# [ABOUT THIS TASK]
How many of the lines below contain "label"? Reply with only that figure.

# [TASK INPUTS]
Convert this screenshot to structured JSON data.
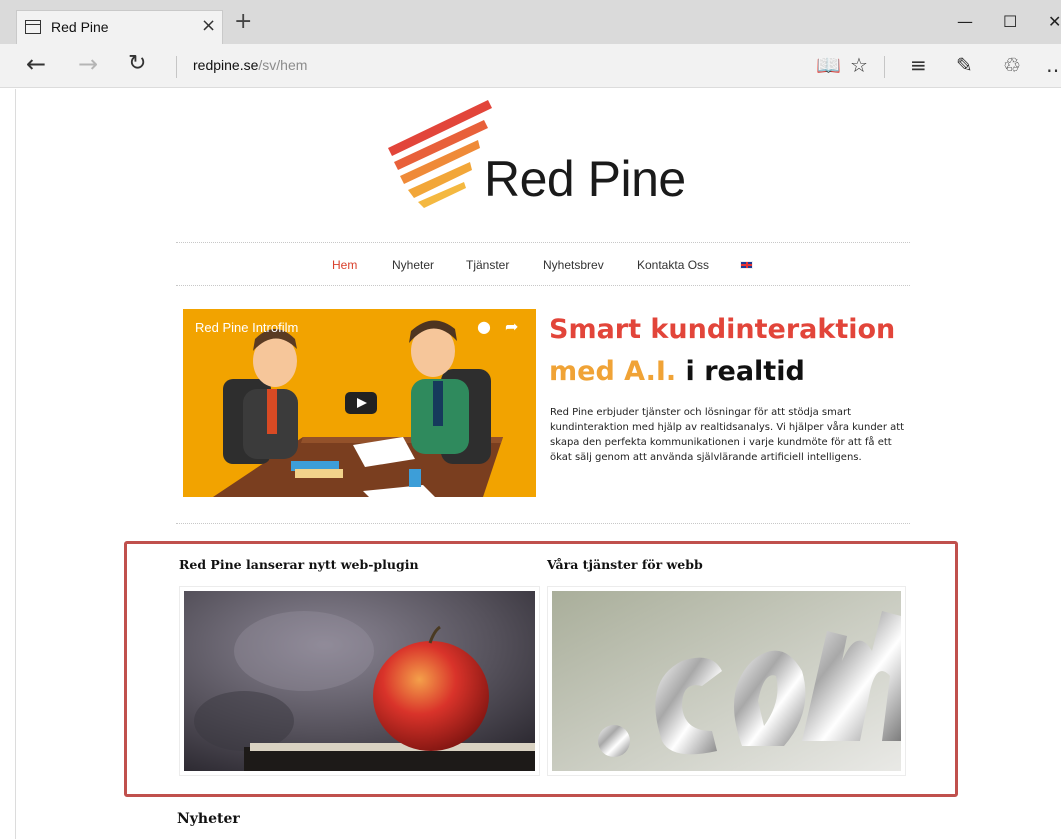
{
  "browser": {
    "tab_title": "Red Pine",
    "tab_close": "×",
    "new_tab": "+",
    "url_host": "redpine.se",
    "url_path": "/sv/hem",
    "icons": [
      "tab-page-icon",
      "back-arrow-icon",
      "forward-arrow-icon",
      "refresh-icon",
      "reading-view-icon",
      "favorite-star-icon",
      "hub-icon",
      "web-note-icon",
      "share-icon",
      "more-icon",
      "minimize-icon",
      "maximize-icon",
      "close-window-icon"
    ]
  },
  "site": {
    "brand": "Red Pine",
    "colors": {
      "accent_red": "#e2453a",
      "accent_orange": "#f0a336",
      "highlight": "#c0504d"
    },
    "nav": [
      {
        "label": "Hem",
        "active": true
      },
      {
        "label": "Nyheter",
        "active": false
      },
      {
        "label": "Tjänster",
        "active": false
      },
      {
        "label": "Nyhetsbrev",
        "active": false
      },
      {
        "label": "Kontakta Oss",
        "active": false
      }
    ],
    "language_flag": "uk-flag-icon"
  },
  "video": {
    "title": "Red Pine Introfilm"
  },
  "hero": {
    "line1": "Smart kundinteraktion",
    "line2_orange": "med A.I.",
    "line2_dark": "i realtid",
    "intro": "Red Pine erbjuder tjänster och lösningar för att stödja smart kundinteraktion med hjälp av realtidsanalys. Vi hjälper våra kunder att skapa den perfekta kommunikationen i varje kundmöte för att få ett ökat sälj genom att använda självlärande artificiell intelligens."
  },
  "cards": [
    {
      "title": "Red Pine lanserar nytt web-plugin"
    },
    {
      "title": "Våra tjänster för webb"
    }
  ],
  "news": {
    "title": "Nyheter"
  }
}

# [EXERCISE RESPONSE]
5